-- start of EXERCISE MATERIALS --

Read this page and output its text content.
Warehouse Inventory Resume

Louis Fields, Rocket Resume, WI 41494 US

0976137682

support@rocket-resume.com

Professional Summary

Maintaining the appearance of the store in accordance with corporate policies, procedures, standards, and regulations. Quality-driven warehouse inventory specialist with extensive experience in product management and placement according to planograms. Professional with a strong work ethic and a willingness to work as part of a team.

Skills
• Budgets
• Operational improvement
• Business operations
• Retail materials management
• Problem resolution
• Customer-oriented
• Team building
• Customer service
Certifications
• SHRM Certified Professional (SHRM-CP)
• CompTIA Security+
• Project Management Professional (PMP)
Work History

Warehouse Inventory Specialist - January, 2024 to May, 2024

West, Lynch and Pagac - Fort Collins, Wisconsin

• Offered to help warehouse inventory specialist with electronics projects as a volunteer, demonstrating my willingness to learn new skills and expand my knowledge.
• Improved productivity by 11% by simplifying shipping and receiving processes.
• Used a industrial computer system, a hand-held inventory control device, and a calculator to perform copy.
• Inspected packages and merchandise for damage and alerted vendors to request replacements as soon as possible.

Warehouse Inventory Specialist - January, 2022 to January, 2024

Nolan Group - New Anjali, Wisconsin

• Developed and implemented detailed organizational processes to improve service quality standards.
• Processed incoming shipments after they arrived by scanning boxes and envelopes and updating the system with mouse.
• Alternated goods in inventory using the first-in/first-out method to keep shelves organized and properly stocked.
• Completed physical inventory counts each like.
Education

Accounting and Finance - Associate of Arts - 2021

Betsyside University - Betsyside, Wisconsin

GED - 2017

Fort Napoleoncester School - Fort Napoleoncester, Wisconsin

-- end of EXERCISE MATERIALS --

WRITTEN REQUEST: Exactly reproduce all of the entries above.

COMPLETE OUTPUT:
Read this page and output its text content.
Warehouse Inventory Resume

Louis Fields, Rocket Resume, WI 41494 US

0976137682

support@rocket-resume.com

Professional Summary

Maintaining the appearance of the store in accordance with corporate policies, procedures, standards, and regulations. Quality-driven warehouse inventory specialist with extensive experience in product management and placement according to planograms. Professional with a strong work ethic and a willingness to work as part of a team.

Skills
• Budgets
• Operational improvement
• Business operations
• Retail materials management
• Problem resolution
• Customer-oriented
• Team building
• Customer service
Certifications
• SHRM Certified Professional (SHRM-CP)
• CompTIA Security+
• Project Management Professional (PMP)
Work History

Warehouse Inventory Specialist - January, 2024 to May, 2024

West, Lynch and Pagac - Fort Collins, Wisconsin

• Offered to help warehouse inventory specialist with electronics projects as a volunteer, demonstrating my willingness to learn new skills and expand my knowledge.
• Improved productivity by 11% by simplifying shipping and receiving processes.
• Used a industrial computer system, a hand-held inventory control device, and a calculator to perform copy.
• Inspected packages and merchandise for damage and alerted vendors to request replacements as soon as possible.

Warehouse Inventory Specialist - January, 2022 to January, 2024

Nolan Group - New Anjali, Wisconsin

• Developed and implemented detailed organizational processes to improve service quality standards.
• Processed incoming shipments after they arrived by scanning boxes and envelopes and updating the system with mouse.
• Alternated goods in inventory using the first-in/first-out method to keep shelves organized and properly stocked.
• Completed physical inventory counts each like.
Education

Accounting and Finance - Associate of Arts - 2021

Betsyside University - Betsyside, Wisconsin

GED - 2017

Fort Napoleoncester School - Fort Napoleoncester, Wisconsin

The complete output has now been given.